**Data rows:**
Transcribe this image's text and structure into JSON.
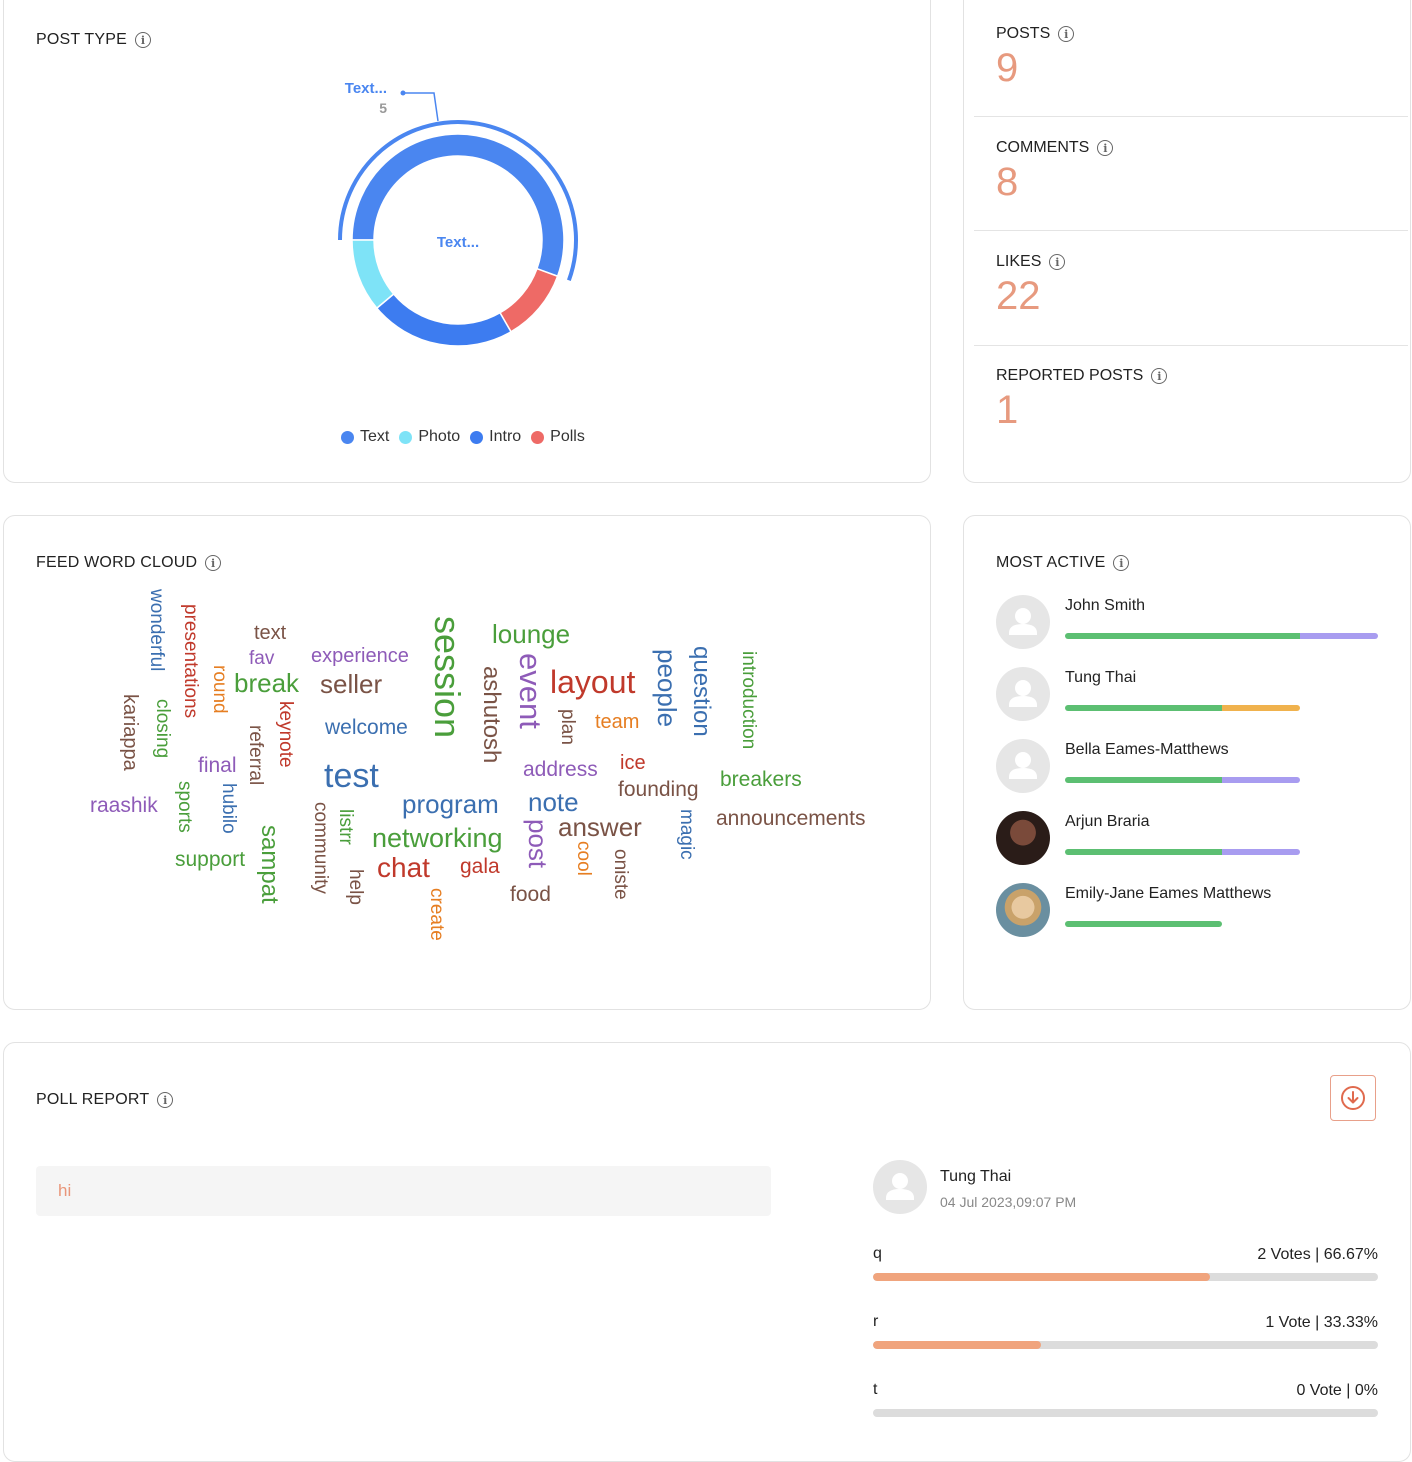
{
  "post_type": {
    "title": "POST TYPE",
    "callout_label": "Text...",
    "callout_value": "5",
    "center_label": "Text...",
    "legend": [
      {
        "label": "Text",
        "color": "#4a86f0"
      },
      {
        "label": "Photo",
        "color": "#7ee3f7"
      },
      {
        "label": "Intro",
        "color": "#3d7cf0"
      },
      {
        "label": "Polls",
        "color": "#ee6a66"
      }
    ],
    "chart_data": {
      "type": "pie",
      "title": "",
      "categories": [
        "Text",
        "Polls",
        "Intro",
        "Photo"
      ],
      "values": [
        5,
        1,
        2,
        1
      ],
      "colors": [
        "#4a86f0",
        "#ee6a66",
        "#3d7cf0",
        "#7ee3f7"
      ]
    }
  },
  "stats": [
    {
      "label": "POSTS",
      "value": "9"
    },
    {
      "label": "COMMENTS",
      "value": "8"
    },
    {
      "label": "LIKES",
      "value": "22"
    },
    {
      "label": "REPORTED POSTS",
      "value": "1"
    }
  ],
  "word_cloud": {
    "title": "FEED WORD CLOUD",
    "words": [
      {
        "text": "wonderful",
        "color": "#3b6fb0"
      },
      {
        "text": "presentations",
        "color": "#c0392b"
      },
      {
        "text": "text",
        "color": "#7a5346"
      },
      {
        "text": "fav",
        "color": "#8e5bb8"
      },
      {
        "text": "experience",
        "color": "#8e5bb8"
      },
      {
        "text": "session",
        "color": "#4a9e3b"
      },
      {
        "text": "lounge",
        "color": "#4a9e3b"
      },
      {
        "text": "layout",
        "color": "#c0392b"
      },
      {
        "text": "people",
        "color": "#3b6fb0"
      },
      {
        "text": "question",
        "color": "#3b6fb0"
      },
      {
        "text": "introduction",
        "color": "#4a9e3b"
      },
      {
        "text": "round",
        "color": "#e67e22"
      },
      {
        "text": "break",
        "color": "#4a9e3b"
      },
      {
        "text": "seller",
        "color": "#7a5346"
      },
      {
        "text": "kariappa",
        "color": "#7a5346"
      },
      {
        "text": "closing",
        "color": "#4a9e3b"
      },
      {
        "text": "keynote",
        "color": "#c0392b"
      },
      {
        "text": "referral",
        "color": "#7a5346"
      },
      {
        "text": "welcome",
        "color": "#3b6fb0"
      },
      {
        "text": "ashutosh",
        "color": "#7a5346"
      },
      {
        "text": "event",
        "color": "#8e5bb8"
      },
      {
        "text": "plan",
        "color": "#7a5346"
      },
      {
        "text": "team",
        "color": "#e67e22"
      },
      {
        "text": "final",
        "color": "#8e5bb8"
      },
      {
        "text": "test",
        "color": "#3b6fb0"
      },
      {
        "text": "address",
        "color": "#8e5bb8"
      },
      {
        "text": "ice",
        "color": "#c0392b"
      },
      {
        "text": "breakers",
        "color": "#4a9e3b"
      },
      {
        "text": "raashik",
        "color": "#8e5bb8"
      },
      {
        "text": "sports",
        "color": "#4a9e3b"
      },
      {
        "text": "hubilo",
        "color": "#3b6fb0"
      },
      {
        "text": "founding",
        "color": "#7a5346"
      },
      {
        "text": "program",
        "color": "#3b6fb0"
      },
      {
        "text": "note",
        "color": "#3b6fb0"
      },
      {
        "text": "announcements",
        "color": "#7a5346"
      },
      {
        "text": "community",
        "color": "#7a5346"
      },
      {
        "text": "listrr",
        "color": "#4a9e3b"
      },
      {
        "text": "answer",
        "color": "#7a5346"
      },
      {
        "text": "magic",
        "color": "#3b6fb0"
      },
      {
        "text": "sampat",
        "color": "#4a9e3b"
      },
      {
        "text": "networking",
        "color": "#4a9e3b"
      },
      {
        "text": "post",
        "color": "#8e5bb8"
      },
      {
        "text": "support",
        "color": "#4a9e3b"
      },
      {
        "text": "cool",
        "color": "#e67e22"
      },
      {
        "text": "chat",
        "color": "#c0392b"
      },
      {
        "text": "gala",
        "color": "#c0392b"
      },
      {
        "text": "help",
        "color": "#7a5346"
      },
      {
        "text": "oniste",
        "color": "#7a5346"
      },
      {
        "text": "food",
        "color": "#7a5346"
      },
      {
        "text": "create",
        "color": "#e67e22"
      }
    ]
  },
  "most_active": {
    "title": "MOST ACTIVE",
    "users": [
      {
        "name": "John Smith",
        "avatar": "placeholder",
        "bars": [
          {
            "share": 0.75,
            "color": "#5cbf72"
          },
          {
            "share": 0.25,
            "color": "#a89cf0"
          }
        ],
        "total": 1.0
      },
      {
        "name": "Tung Thai",
        "avatar": "placeholder",
        "bars": [
          {
            "share": 0.67,
            "color": "#5cbf72"
          },
          {
            "share": 0.33,
            "color": "#f0b24d"
          }
        ],
        "total": 0.75
      },
      {
        "name": "Bella Eames-Matthews",
        "avatar": "placeholder",
        "bars": [
          {
            "share": 0.67,
            "color": "#5cbf72"
          },
          {
            "share": 0.33,
            "color": "#a89cf0"
          }
        ],
        "total": 0.75
      },
      {
        "name": "Arjun Braria",
        "avatar": "photo",
        "bars": [
          {
            "share": 0.67,
            "color": "#5cbf72"
          },
          {
            "share": 0.33,
            "color": "#a89cf0"
          }
        ],
        "total": 0.75
      },
      {
        "name": "Emily-Jane Eames Matthews",
        "avatar": "photo",
        "bars": [
          {
            "share": 1.0,
            "color": "#5cbf72"
          }
        ],
        "total": 0.5
      }
    ]
  },
  "poll_report": {
    "title": "POLL REPORT",
    "download_icon": "download-circle-icon",
    "question": "hi",
    "author_name": "Tung Thai",
    "author_time": "04 Jul 2023,09:07 PM",
    "options": [
      {
        "label": "q",
        "votes": "2 Votes | 66.67%",
        "fraction": 0.6667
      },
      {
        "label": "r",
        "votes": "1 Vote | 33.33%",
        "fraction": 0.3333
      },
      {
        "label": "t",
        "votes": "0 Vote | 0%",
        "fraction": 0
      }
    ]
  }
}
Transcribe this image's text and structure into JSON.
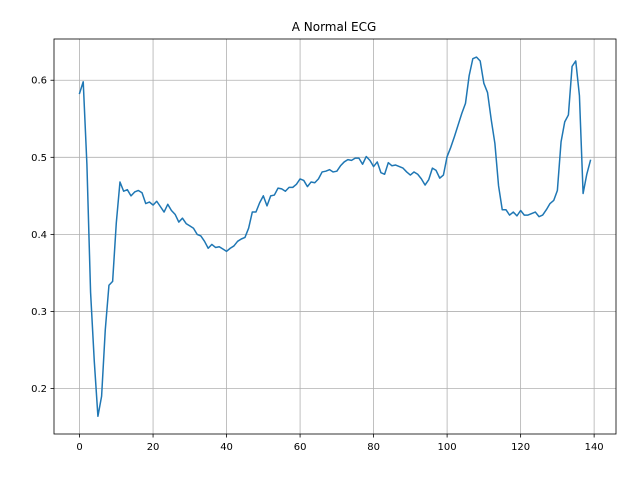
{
  "chart_data": {
    "type": "line",
    "title": "A Normal ECG",
    "xlabel": "",
    "ylabel": "",
    "xlim": [
      -6.95,
      145.95
    ],
    "ylim": [
      0.141,
      0.6535
    ],
    "xticks": [
      0,
      20,
      40,
      60,
      80,
      100,
      120,
      140
    ],
    "yticks": [
      0.2,
      0.3,
      0.4,
      0.5,
      0.6
    ],
    "grid": true,
    "series": [
      {
        "color": "#1f77b4",
        "x": [
          0,
          1,
          2,
          3,
          4,
          5,
          6,
          7,
          8,
          9,
          10,
          11,
          12,
          13,
          14,
          15,
          16,
          17,
          18,
          19,
          20,
          21,
          22,
          23,
          24,
          25,
          26,
          27,
          28,
          29,
          30,
          31,
          32,
          33,
          34,
          35,
          36,
          37,
          38,
          39,
          40,
          41,
          42,
          43,
          44,
          45,
          46,
          47,
          48,
          49,
          50,
          51,
          52,
          53,
          54,
          55,
          56,
          57,
          58,
          59,
          60,
          61,
          62,
          63,
          64,
          65,
          66,
          67,
          68,
          69,
          70,
          71,
          72,
          73,
          74,
          75,
          76,
          77,
          78,
          79,
          80,
          81,
          82,
          83,
          84,
          85,
          86,
          87,
          88,
          89,
          90,
          91,
          92,
          93,
          94,
          95,
          96,
          97,
          98,
          99,
          100,
          101,
          102,
          103,
          104,
          105,
          106,
          107,
          108,
          109,
          110,
          111,
          112,
          113,
          114,
          115,
          116,
          117,
          118,
          119,
          120,
          121,
          122,
          123,
          124,
          125,
          126,
          127,
          128,
          129,
          130,
          131,
          132,
          133,
          134,
          135,
          136,
          137,
          138,
          139
        ],
        "values": [
          0.583,
          0.598,
          0.491,
          0.325,
          0.236,
          0.164,
          0.19,
          0.276,
          0.334,
          0.339,
          0.415,
          0.468,
          0.456,
          0.458,
          0.45,
          0.455,
          0.457,
          0.454,
          0.44,
          0.442,
          0.438,
          0.443,
          0.436,
          0.429,
          0.439,
          0.431,
          0.426,
          0.416,
          0.421,
          0.414,
          0.411,
          0.408,
          0.4,
          0.398,
          0.391,
          0.382,
          0.387,
          0.383,
          0.384,
          0.381,
          0.378,
          0.382,
          0.385,
          0.391,
          0.394,
          0.396,
          0.408,
          0.429,
          0.429,
          0.441,
          0.45,
          0.437,
          0.45,
          0.451,
          0.46,
          0.459,
          0.456,
          0.461,
          0.461,
          0.465,
          0.472,
          0.47,
          0.462,
          0.468,
          0.467,
          0.472,
          0.481,
          0.482,
          0.484,
          0.481,
          0.482,
          0.489,
          0.494,
          0.497,
          0.496,
          0.499,
          0.499,
          0.491,
          0.501,
          0.496,
          0.488,
          0.494,
          0.48,
          0.478,
          0.493,
          0.489,
          0.49,
          0.488,
          0.486,
          0.481,
          0.477,
          0.481,
          0.478,
          0.472,
          0.464,
          0.471,
          0.486,
          0.483,
          0.473,
          0.477,
          0.501,
          0.513,
          0.527,
          0.542,
          0.557,
          0.57,
          0.606,
          0.628,
          0.63,
          0.625,
          0.596,
          0.584,
          0.549,
          0.518,
          0.463,
          0.432,
          0.432,
          0.425,
          0.429,
          0.424,
          0.431,
          0.425,
          0.425,
          0.427,
          0.429,
          0.423,
          0.425,
          0.432,
          0.44,
          0.444,
          0.457,
          0.52,
          0.546,
          0.555,
          0.618,
          0.625,
          0.58,
          0.453,
          0.478,
          0.496
        ]
      }
    ]
  }
}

**The task:** How many of the lines above contain the string "Tung"? Give the number only.

**Result:** 2